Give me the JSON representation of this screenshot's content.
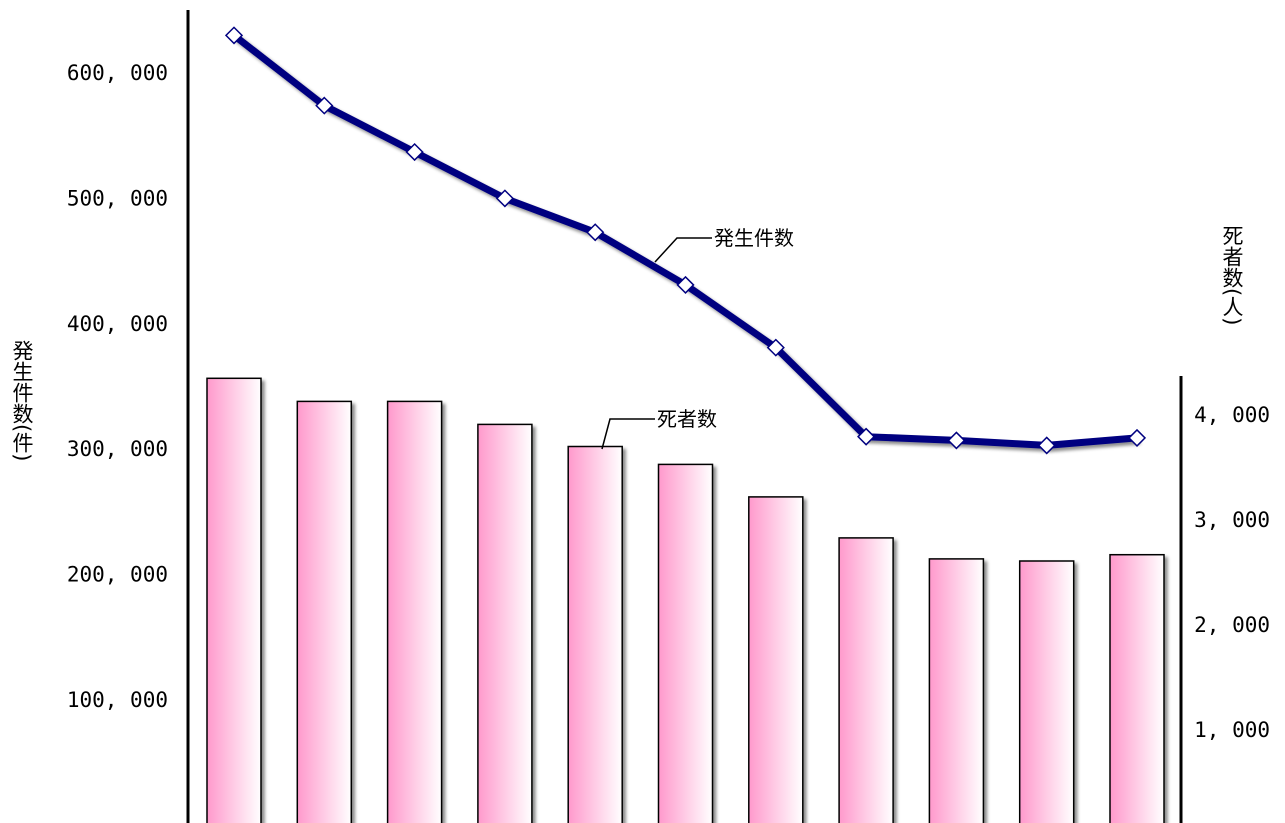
{
  "colors": {
    "line": "#000080",
    "bar_fill_start": "#ff99cc",
    "bar_fill_end": "#ffffff",
    "bar_stroke": "#000000",
    "marker_fill": "#ffffff"
  },
  "chart_data": {
    "type": "bar+line",
    "title": "",
    "categories": [
      "",
      "",
      "",
      "",
      "",
      "",
      "",
      "",
      "",
      "",
      ""
    ],
    "left_axis": {
      "label": "発生件数(件)",
      "ticks": [
        "100, 000",
        "200, 000",
        "300, 000",
        "400, 000",
        "500, 000",
        "600, 000"
      ],
      "tick_values": [
        100000,
        200000,
        300000,
        400000,
        500000,
        600000
      ],
      "range": [
        0,
        650000
      ]
    },
    "right_axis": {
      "label": "死者数(人)",
      "ticks": [
        "1, 000",
        "2, 000",
        "3, 000",
        "4, 000"
      ],
      "tick_values": [
        1000,
        2000,
        3000,
        4000
      ],
      "range": [
        0,
        4350
      ]
    },
    "series": [
      {
        "name": "発生件数",
        "type": "line",
        "axis": "left",
        "values": [
          630000,
          574000,
          537000,
          500000,
          473000,
          431000,
          381000,
          310000,
          307000,
          303000,
          309000
        ]
      },
      {
        "name": "死者数",
        "type": "bar",
        "axis": "right",
        "values": [
          4350,
          4130,
          4130,
          3910,
          3700,
          3530,
          3220,
          2830,
          2630,
          2610,
          2670
        ]
      }
    ],
    "grid": false,
    "legend": "none"
  }
}
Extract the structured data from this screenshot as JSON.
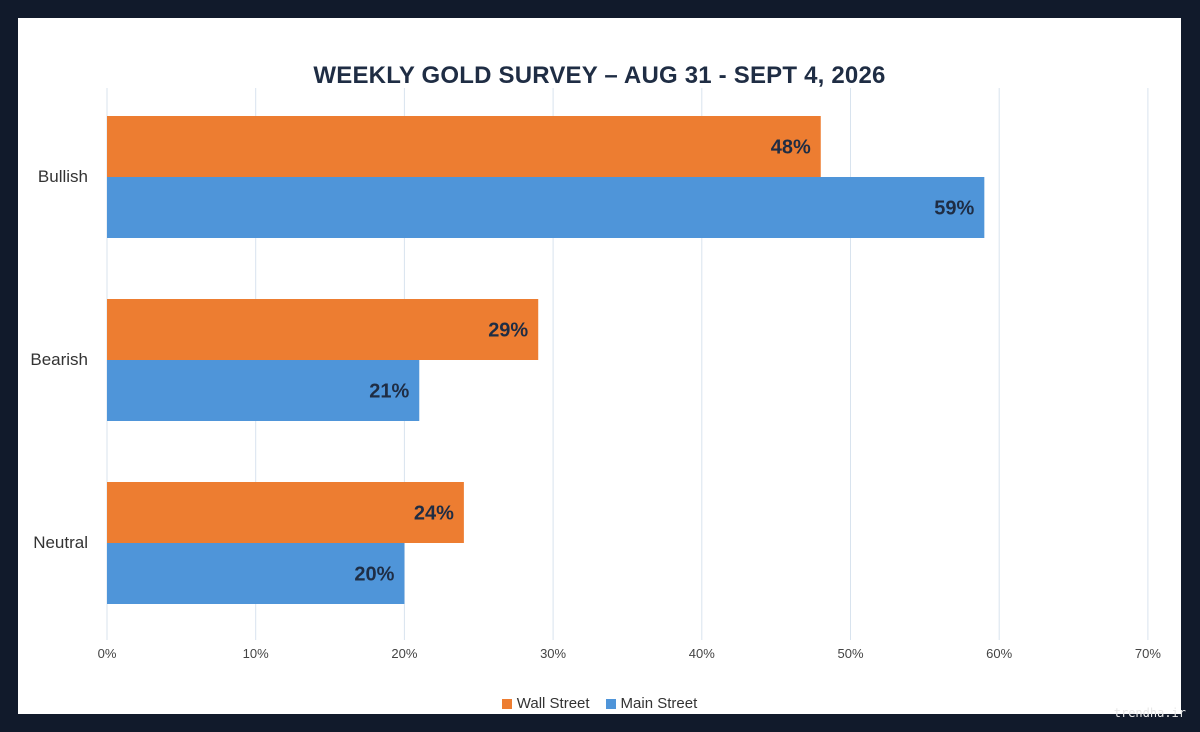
{
  "chart_data": {
    "type": "bar",
    "orientation": "horizontal",
    "title": "WEEKLY GOLD SURVEY – AUG 31 - SEPT 4, 2026",
    "categories": [
      "Bullish",
      "Bearish",
      "Neutral"
    ],
    "series": [
      {
        "name": "Wall Street",
        "values": [
          48,
          29,
          24
        ],
        "color": "#ed7d31"
      },
      {
        "name": "Main Street",
        "values": [
          59,
          21,
          20
        ],
        "color": "#4f95d9"
      }
    ],
    "data_labels": [
      [
        "48%",
        "29%",
        "24%"
      ],
      [
        "59%",
        "21%",
        "20%"
      ]
    ],
    "xlim": [
      0,
      70
    ],
    "xticks": [
      "0%",
      "10%",
      "20%",
      "30%",
      "40%",
      "50%",
      "60%",
      "70%"
    ],
    "grid": true,
    "legend_position": "bottom"
  },
  "watermark": "trendha.ir"
}
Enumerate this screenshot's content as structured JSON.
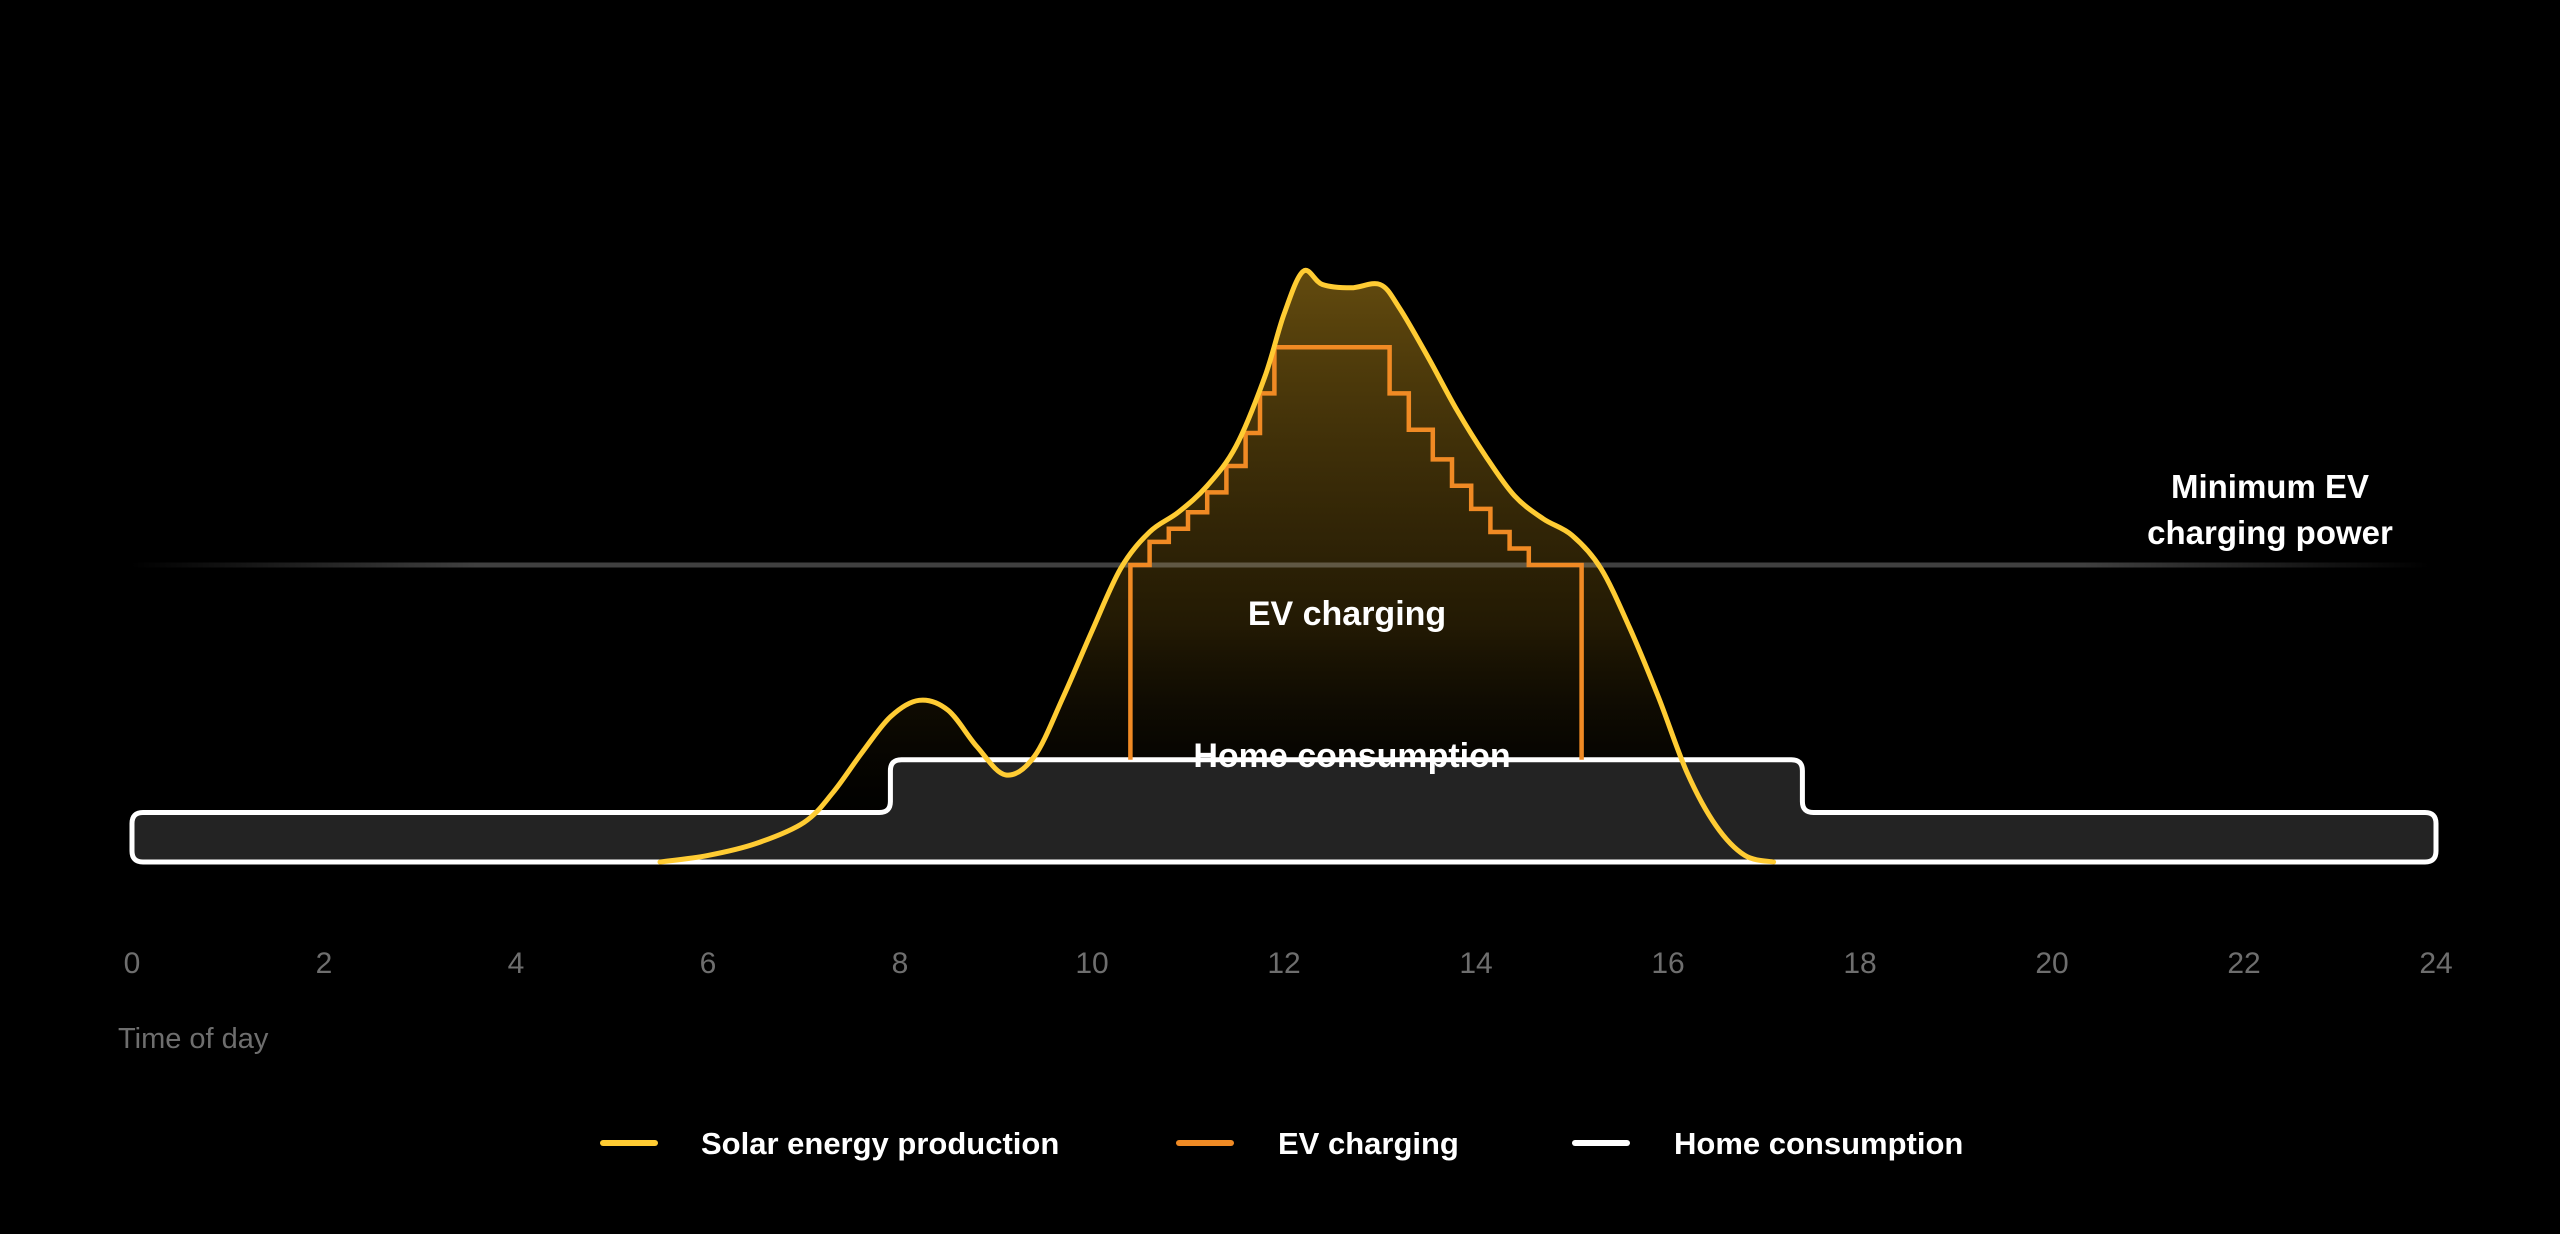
{
  "colors": {
    "background": "#000000",
    "solar": "#ffcc33",
    "ev": "#f08a24",
    "home": "#ffffff",
    "home_fill": "#232323",
    "tick": "#6e6e6e",
    "label": "#ffffff",
    "threshold": "#4a4a4a"
  },
  "chart_data": {
    "type": "area",
    "xlabel": "Time of day",
    "ylabel": "",
    "xlim": [
      0,
      24
    ],
    "x_ticks": [
      "0",
      "2",
      "4",
      "6",
      "8",
      "10",
      "12",
      "14",
      "16",
      "18",
      "20",
      "22",
      "24"
    ],
    "grid": false,
    "legend_position": "bottom-center",
    "annotations": {
      "threshold": "Minimum EV charging power",
      "ev_area": "EV charging",
      "home_area": "Home consumption"
    },
    "series": [
      {
        "name": "Solar energy production",
        "x": [
          5.5,
          6.0,
          6.5,
          7.0,
          7.3,
          7.6,
          7.9,
          8.2,
          8.5,
          8.8,
          9.1,
          9.4,
          9.7,
          10.0,
          10.3,
          10.6,
          10.9,
          11.2,
          11.5,
          11.8,
          12.0,
          12.2,
          12.4,
          12.7,
          13.0,
          13.2,
          13.5,
          13.8,
          14.1,
          14.4,
          14.7,
          15.0,
          15.3,
          15.6,
          15.9,
          16.2,
          16.5,
          16.8,
          17.1
        ],
        "values": [
          0.0,
          0.1,
          0.28,
          0.6,
          1.05,
          1.65,
          2.2,
          2.45,
          2.3,
          1.75,
          1.32,
          1.6,
          2.5,
          3.5,
          4.45,
          5.0,
          5.3,
          5.7,
          6.3,
          7.35,
          8.3,
          8.95,
          8.75,
          8.7,
          8.75,
          8.4,
          7.65,
          6.85,
          6.15,
          5.55,
          5.2,
          4.95,
          4.45,
          3.55,
          2.5,
          1.35,
          0.55,
          0.1,
          0.0
        ]
      },
      {
        "name": "EV charging",
        "x": [
          10.4,
          10.4,
          10.6,
          10.6,
          10.8,
          10.8,
          11.0,
          11.0,
          11.2,
          11.2,
          11.4,
          11.4,
          11.6,
          11.6,
          11.75,
          11.75,
          11.9,
          11.9,
          13.1,
          13.1,
          13.3,
          13.3,
          13.55,
          13.55,
          13.75,
          13.75,
          13.95,
          13.95,
          14.15,
          14.15,
          14.35,
          14.35,
          14.55,
          14.55,
          15.1,
          15.1
        ],
        "values": [
          1.55,
          4.5,
          4.5,
          4.85,
          4.85,
          5.05,
          5.05,
          5.3,
          5.3,
          5.6,
          5.6,
          6.0,
          6.0,
          6.5,
          6.5,
          7.1,
          7.1,
          7.8,
          7.8,
          7.1,
          7.1,
          6.55,
          6.55,
          6.1,
          6.1,
          5.7,
          5.7,
          5.35,
          5.35,
          5.0,
          5.0,
          4.75,
          4.75,
          4.5,
          4.5,
          1.55
        ]
      },
      {
        "name": "Home consumption",
        "x": [
          0,
          7.9,
          7.9,
          17.4,
          17.4,
          24
        ],
        "values": [
          0.75,
          0.75,
          1.55,
          1.55,
          0.75,
          0.75
        ]
      }
    ],
    "threshold_value": 4.5,
    "baseline": 0
  }
}
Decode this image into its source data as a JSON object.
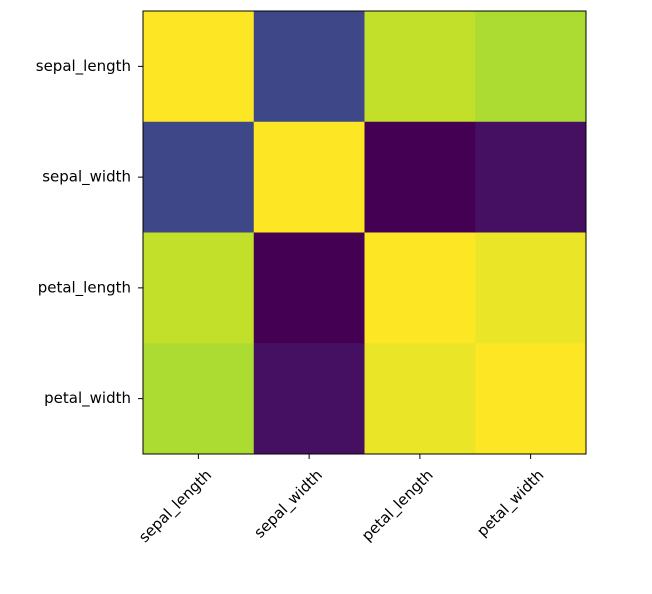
{
  "chart_data": {
    "type": "heatmap",
    "title": "",
    "xlabel": "",
    "ylabel": "",
    "x_categories": [
      "sepal_length",
      "sepal_width",
      "petal_length",
      "petal_width"
    ],
    "y_categories": [
      "sepal_length",
      "sepal_width",
      "petal_length",
      "petal_width"
    ],
    "values": [
      [
        1.0,
        -0.12,
        0.87,
        0.82
      ],
      [
        -0.12,
        1.0,
        -0.43,
        -0.37
      ],
      [
        0.87,
        -0.43,
        1.0,
        0.96
      ],
      [
        0.82,
        -0.37,
        0.96,
        1.0
      ]
    ],
    "colormap": "viridis",
    "x_tick_rotation_deg": 45,
    "grid": false,
    "colorbar": false
  }
}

• **Instructions to follow**
Restate the records above in full, word for word. Keep pictures out.

• **Exercise answer**
Give me the JSON representation of this screenshot's content.
{
  "colors": {
    "line": "#000080",
    "bar_fill_start": "#ff99cc",
    "bar_fill_end": "#ffffff",
    "bar_stroke": "#000000",
    "marker_fill": "#ffffff"
  },
  "chart_data": {
    "type": "bar+line",
    "title": "",
    "categories": [
      "",
      "",
      "",
      "",
      "",
      "",
      "",
      "",
      "",
      "",
      ""
    ],
    "left_axis": {
      "label": "発生件数(件)",
      "ticks": [
        "100, 000",
        "200, 000",
        "300, 000",
        "400, 000",
        "500, 000",
        "600, 000"
      ],
      "tick_values": [
        100000,
        200000,
        300000,
        400000,
        500000,
        600000
      ],
      "range": [
        0,
        650000
      ]
    },
    "right_axis": {
      "label": "死者数(人)",
      "ticks": [
        "1, 000",
        "2, 000",
        "3, 000",
        "4, 000"
      ],
      "tick_values": [
        1000,
        2000,
        3000,
        4000
      ],
      "range": [
        0,
        4350
      ]
    },
    "series": [
      {
        "name": "発生件数",
        "type": "line",
        "axis": "left",
        "values": [
          630000,
          574000,
          537000,
          500000,
          473000,
          431000,
          381000,
          310000,
          307000,
          303000,
          309000
        ]
      },
      {
        "name": "死者数",
        "type": "bar",
        "axis": "right",
        "values": [
          4350,
          4130,
          4130,
          3910,
          3700,
          3530,
          3220,
          2830,
          2630,
          2610,
          2670
        ]
      }
    ],
    "grid": false,
    "legend": "none"
  }
}
Extract the structured data from this screenshot as JSON.
{
  "chart_data": {
    "type": "bar",
    "orientation": "horizontal",
    "title": "WEEKLY GOLD SURVEY – AUG 31 - SEPT 4, 2026",
    "categories": [
      "Bullish",
      "Bearish",
      "Neutral"
    ],
    "series": [
      {
        "name": "Wall Street",
        "values": [
          48,
          29,
          24
        ],
        "color": "#ed7d31"
      },
      {
        "name": "Main Street",
        "values": [
          59,
          21,
          20
        ],
        "color": "#4f95d9"
      }
    ],
    "data_labels": [
      [
        "48%",
        "29%",
        "24%"
      ],
      [
        "59%",
        "21%",
        "20%"
      ]
    ],
    "xlim": [
      0,
      70
    ],
    "xticks": [
      "0%",
      "10%",
      "20%",
      "30%",
      "40%",
      "50%",
      "60%",
      "70%"
    ],
    "grid": true,
    "legend_position": "bottom"
  },
  "watermark": "trendha.ir"
}
Enumerate this screenshot's content as structured JSON.
{
  "colors": {
    "background": "#000000",
    "solar": "#ffcc33",
    "ev": "#f08a24",
    "home": "#ffffff",
    "home_fill": "#232323",
    "tick": "#6e6e6e",
    "label": "#ffffff",
    "threshold": "#4a4a4a"
  },
  "chart_data": {
    "type": "area",
    "xlabel": "Time of day",
    "ylabel": "",
    "xlim": [
      0,
      24
    ],
    "x_ticks": [
      "0",
      "2",
      "4",
      "6",
      "8",
      "10",
      "12",
      "14",
      "16",
      "18",
      "20",
      "22",
      "24"
    ],
    "grid": false,
    "legend_position": "bottom-center",
    "annotations": {
      "threshold": "Minimum EV charging power",
      "ev_area": "EV charging",
      "home_area": "Home consumption"
    },
    "series": [
      {
        "name": "Solar energy production",
        "x": [
          5.5,
          6.0,
          6.5,
          7.0,
          7.3,
          7.6,
          7.9,
          8.2,
          8.5,
          8.8,
          9.1,
          9.4,
          9.7,
          10.0,
          10.3,
          10.6,
          10.9,
          11.2,
          11.5,
          11.8,
          12.0,
          12.2,
          12.4,
          12.7,
          13.0,
          13.2,
          13.5,
          13.8,
          14.1,
          14.4,
          14.7,
          15.0,
          15.3,
          15.6,
          15.9,
          16.2,
          16.5,
          16.8,
          17.1
        ],
        "values": [
          0.0,
          0.1,
          0.28,
          0.6,
          1.05,
          1.65,
          2.2,
          2.45,
          2.3,
          1.75,
          1.32,
          1.6,
          2.5,
          3.5,
          4.45,
          5.0,
          5.3,
          5.7,
          6.3,
          7.35,
          8.3,
          8.95,
          8.75,
          8.7,
          8.75,
          8.4,
          7.65,
          6.85,
          6.15,
          5.55,
          5.2,
          4.95,
          4.45,
          3.55,
          2.5,
          1.35,
          0.55,
          0.1,
          0.0
        ]
      },
      {
        "name": "EV charging",
        "x": [
          10.4,
          10.4,
          10.6,
          10.6,
          10.8,
          10.8,
          11.0,
          11.0,
          11.2,
          11.2,
          11.4,
          11.4,
          11.6,
          11.6,
          11.75,
          11.75,
          11.9,
          11.9,
          13.1,
          13.1,
          13.3,
          13.3,
          13.55,
          13.55,
          13.75,
          13.75,
          13.95,
          13.95,
          14.15,
          14.15,
          14.35,
          14.35,
          14.55,
          14.55,
          15.1,
          15.1
        ],
        "values": [
          1.55,
          4.5,
          4.5,
          4.85,
          4.85,
          5.05,
          5.05,
          5.3,
          5.3,
          5.6,
          5.6,
          6.0,
          6.0,
          6.5,
          6.5,
          7.1,
          7.1,
          7.8,
          7.8,
          7.1,
          7.1,
          6.55,
          6.55,
          6.1,
          6.1,
          5.7,
          5.7,
          5.35,
          5.35,
          5.0,
          5.0,
          4.75,
          4.75,
          4.5,
          4.5,
          1.55
        ]
      },
      {
        "name": "Home consumption",
        "x": [
          0,
          7.9,
          7.9,
          17.4,
          17.4,
          24
        ],
        "values": [
          0.75,
          0.75,
          1.55,
          1.55,
          0.75,
          0.75
        ]
      }
    ],
    "threshold_value": 4.5,
    "baseline": 0
  }
}
Decode this image into its source data as a JSON object.
{
  "chart_data": {
    "type": "heatmap",
    "title": "",
    "xlabel": "",
    "ylabel": "",
    "x_categories": [
      "sepal_length",
      "sepal_width",
      "petal_length",
      "petal_width"
    ],
    "y_categories": [
      "sepal_length",
      "sepal_width",
      "petal_length",
      "petal_width"
    ],
    "values": [
      [
        1.0,
        -0.12,
        0.87,
        0.82
      ],
      [
        -0.12,
        1.0,
        -0.43,
        -0.37
      ],
      [
        0.87,
        -0.43,
        1.0,
        0.96
      ],
      [
        0.82,
        -0.37,
        0.96,
        1.0
      ]
    ],
    "colormap": "viridis",
    "x_tick_rotation_deg": 45,
    "grid": false,
    "colorbar": false
  }
}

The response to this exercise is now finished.